■ Request
Write out all of the entries that follow, word for word, but skip the pictures.

■ Material provided
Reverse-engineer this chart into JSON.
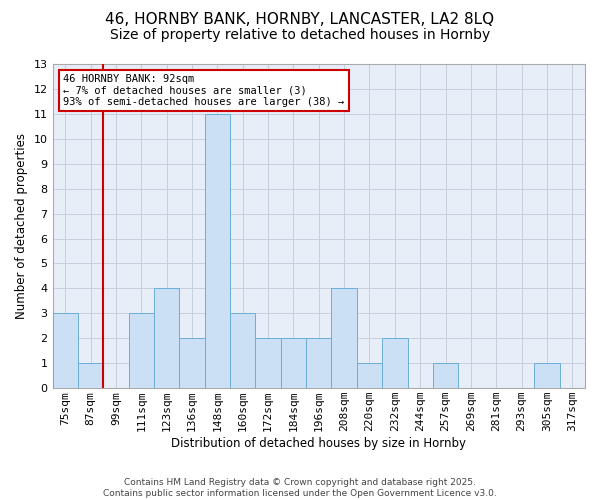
{
  "title1": "46, HORNBY BANK, HORNBY, LANCASTER, LA2 8LQ",
  "title2": "Size of property relative to detached houses in Hornby",
  "xlabel": "Distribution of detached houses by size in Hornby",
  "ylabel": "Number of detached properties",
  "categories": [
    "75sqm",
    "87sqm",
    "99sqm",
    "111sqm",
    "123sqm",
    "136sqm",
    "148sqm",
    "160sqm",
    "172sqm",
    "184sqm",
    "196sqm",
    "208sqm",
    "220sqm",
    "232sqm",
    "244sqm",
    "257sqm",
    "269sqm",
    "281sqm",
    "293sqm",
    "305sqm",
    "317sqm"
  ],
  "values": [
    3,
    1,
    0,
    3,
    4,
    2,
    11,
    3,
    2,
    2,
    2,
    4,
    1,
    2,
    0,
    1,
    0,
    0,
    0,
    1,
    0
  ],
  "bar_color": "#cce0f5",
  "bar_edge_color": "#6baed6",
  "subject_line_color": "#cc0000",
  "annotation_text": "46 HORNBY BANK: 92sqm\n← 7% of detached houses are smaller (3)\n93% of semi-detached houses are larger (38) →",
  "annotation_box_facecolor": "#ffffff",
  "annotation_box_edgecolor": "#cc0000",
  "ylim": [
    0,
    13
  ],
  "yticks": [
    0,
    1,
    2,
    3,
    4,
    5,
    6,
    7,
    8,
    9,
    10,
    11,
    12,
    13
  ],
  "fig_bg_color": "#ffffff",
  "plot_bg_color": "#e8eef8",
  "grid_color": "#c8d0e0",
  "footer_text": "Contains HM Land Registry data © Crown copyright and database right 2025.\nContains public sector information licensed under the Open Government Licence v3.0.",
  "title_fontsize": 11,
  "subtitle_fontsize": 10,
  "axis_label_fontsize": 8.5,
  "tick_fontsize": 8,
  "footer_fontsize": 6.5
}
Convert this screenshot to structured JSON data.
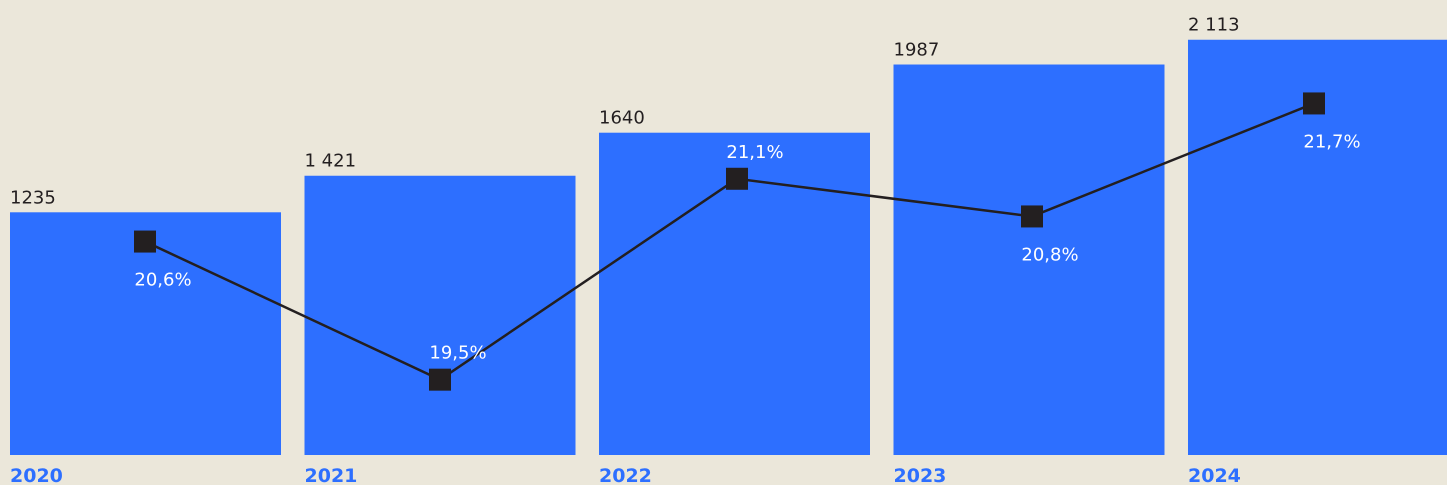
{
  "chart_data": {
    "type": "bar",
    "categories": [
      "2020",
      "2021",
      "2022",
      "2023",
      "2024"
    ],
    "series": [
      {
        "type": "bar",
        "color": "#2d6fff",
        "values": [
          1235,
          1421,
          1640,
          1987,
          2113
        ],
        "value_labels": [
          "1235",
          "1 421",
          "1640",
          "1987",
          "2 113"
        ]
      },
      {
        "type": "line",
        "color": "#231f20",
        "axis": "y2",
        "values": [
          20.6,
          19.5,
          21.1,
          20.8,
          21.7
        ],
        "value_labels": [
          "20,6%",
          "19,5%",
          "21,1%",
          "20,8%",
          "21,7%"
        ]
      }
    ],
    "ylim": [
      0,
      2300
    ],
    "y2lim": [
      18.9,
      22.5
    ]
  }
}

■ Answer below
Reverse-engineer this chart into JSON.
{
  "title1": "46, HORNBY BANK, HORNBY, LANCASTER, LA2 8LQ",
  "title2": "Size of property relative to detached houses in Hornby",
  "xlabel": "Distribution of detached houses by size in Hornby",
  "ylabel": "Number of detached properties",
  "categories": [
    "75sqm",
    "87sqm",
    "99sqm",
    "111sqm",
    "123sqm",
    "136sqm",
    "148sqm",
    "160sqm",
    "172sqm",
    "184sqm",
    "196sqm",
    "208sqm",
    "220sqm",
    "232sqm",
    "244sqm",
    "257sqm",
    "269sqm",
    "281sqm",
    "293sqm",
    "305sqm",
    "317sqm"
  ],
  "values": [
    3,
    1,
    0,
    3,
    4,
    2,
    11,
    3,
    2,
    2,
    2,
    4,
    1,
    2,
    0,
    1,
    0,
    0,
    0,
    1,
    0
  ],
  "bar_color": "#cce0f5",
  "bar_edge_color": "#6baed6",
  "subject_line_color": "#cc0000",
  "annotation_text": "46 HORNBY BANK: 92sqm\n← 7% of detached houses are smaller (3)\n93% of semi-detached houses are larger (38) →",
  "annotation_box_facecolor": "#ffffff",
  "annotation_box_edgecolor": "#cc0000",
  "ylim": [
    0,
    13
  ],
  "yticks": [
    0,
    1,
    2,
    3,
    4,
    5,
    6,
    7,
    8,
    9,
    10,
    11,
    12,
    13
  ],
  "fig_bg_color": "#ffffff",
  "plot_bg_color": "#e8eef8",
  "grid_color": "#c8d0e0",
  "footer_text": "Contains HM Land Registry data © Crown copyright and database right 2025.\nContains public sector information licensed under the Open Government Licence v3.0.",
  "title_fontsize": 11,
  "subtitle_fontsize": 10,
  "axis_label_fontsize": 8.5,
  "tick_fontsize": 8,
  "footer_fontsize": 6.5
}
Convert this screenshot to structured JSON data.
{
  "chart_data": {
    "type": "bar",
    "categories": [
      "2020",
      "2021",
      "2022",
      "2023",
      "2024"
    ],
    "series": [
      {
        "type": "bar",
        "color": "#2d6fff",
        "values": [
          1235,
          1421,
          1640,
          1987,
          2113
        ],
        "value_labels": [
          "1235",
          "1 421",
          "1640",
          "1987",
          "2 113"
        ]
      },
      {
        "type": "line",
        "color": "#231f20",
        "axis": "y2",
        "values": [
          20.6,
          19.5,
          21.1,
          20.8,
          21.7
        ],
        "value_labels": [
          "20,6%",
          "19,5%",
          "21,1%",
          "20,8%",
          "21,7%"
        ]
      }
    ],
    "ylim": [
      0,
      2300
    ],
    "y2lim": [
      18.9,
      22.5
    ]
  }
}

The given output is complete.